How to Backpack with a Toddler
Backpacking is not an easy task by ourselves or with another adult and adding a toddler to the mix can make life even more difficult. Luckily, there is no need to get stressed! Bringing a toddler is completely doable and will even be a lasting lifelong memory that you can share with your child.
A toddler is around the age of one to three. With this age range, a lot of problems can arise. For example, temper tantrums may arise, diapers must be changed, and the child will get bored. These are all potential problems that anyone must plan for when bringing a toddler along for the hike. Toddlers are going to bring up problems along the ride but it’s all about expecting the unexpected with them and figuring out ways to keep them interested.
Bring a Carrier
One of the best things you can do for yourself when bringing a toddler is to bring a carrier. There is no way that a child in the age range of one to three is going to be able to walk alongside you nor can you carry them a mile nevertheless for a five-mile backpacking trip. To avoid this problem, bring a carrier so that the child can sit in the carrier. You can choose to get a front carrier that would attach to the front of you or a back carrier that attaches to your back and you can still carry your pack as well. By simply bringing a carrier, you will see that you will decrease potential problems arising majorly.
To keep your toddler interested, it is always a great idea to bring snacks that they love. Snacks are something that can keep your toddler distracted and keep them full. A hungry toddler is an angry toddler, so make sure you give them snacks often. Also keep in mind to bring snacks that can hold without refrigeration because they will most likely not stay good for the duration of your hike. Good snacks to bring would be dry cereals, bananas, cookies, and trail mixes.

Complete the following =
a - Answer these questions from the toddler backpacking guide:
(i) What age range does it give for a toddler?
(ii) Which two kinds of carrier does it mention?
(iii) Which snacks does it name as good ones to bring?
b - Swap "bananas" for "apples" in a stretch of the toddler backpacking guide and write that stretch out, beginning at the words "To keep your" and stopping after "and trail mixes.".

Data extract =
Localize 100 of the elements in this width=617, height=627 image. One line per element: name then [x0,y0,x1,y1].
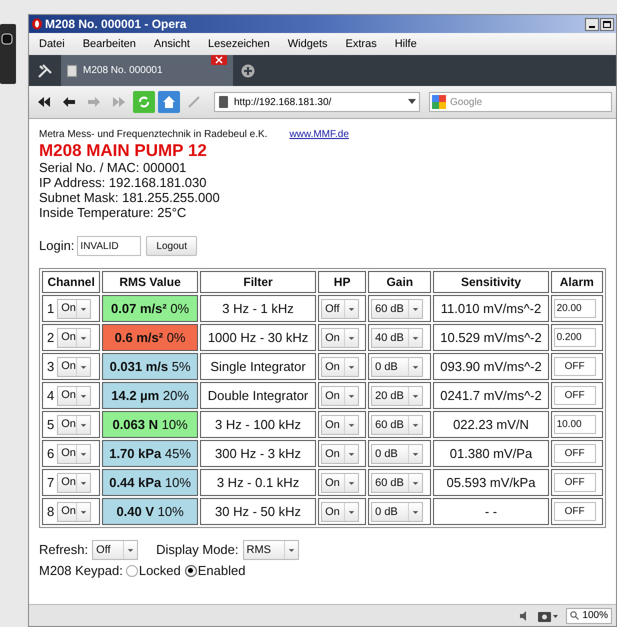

Results =
a -
(i) Around one to three.
(ii) A front carrier and a back carrier.
(iii) Dry cereals, bananas, cookies, and trail mixes.

b -
To keep your toddler interested, it is always a great idea to bring snacks that they love. Snacks are something that can keep your toddler distracted and keep them full. A hungry toddler is an angry toddler, so make sure you give them snacks often. Also keep in mind to bring snacks that can hold without refrigeration because they will most likely not stay good for the duration of your hike. Good snacks to bring would be dry cereals, apples, cookies, and trail mixes.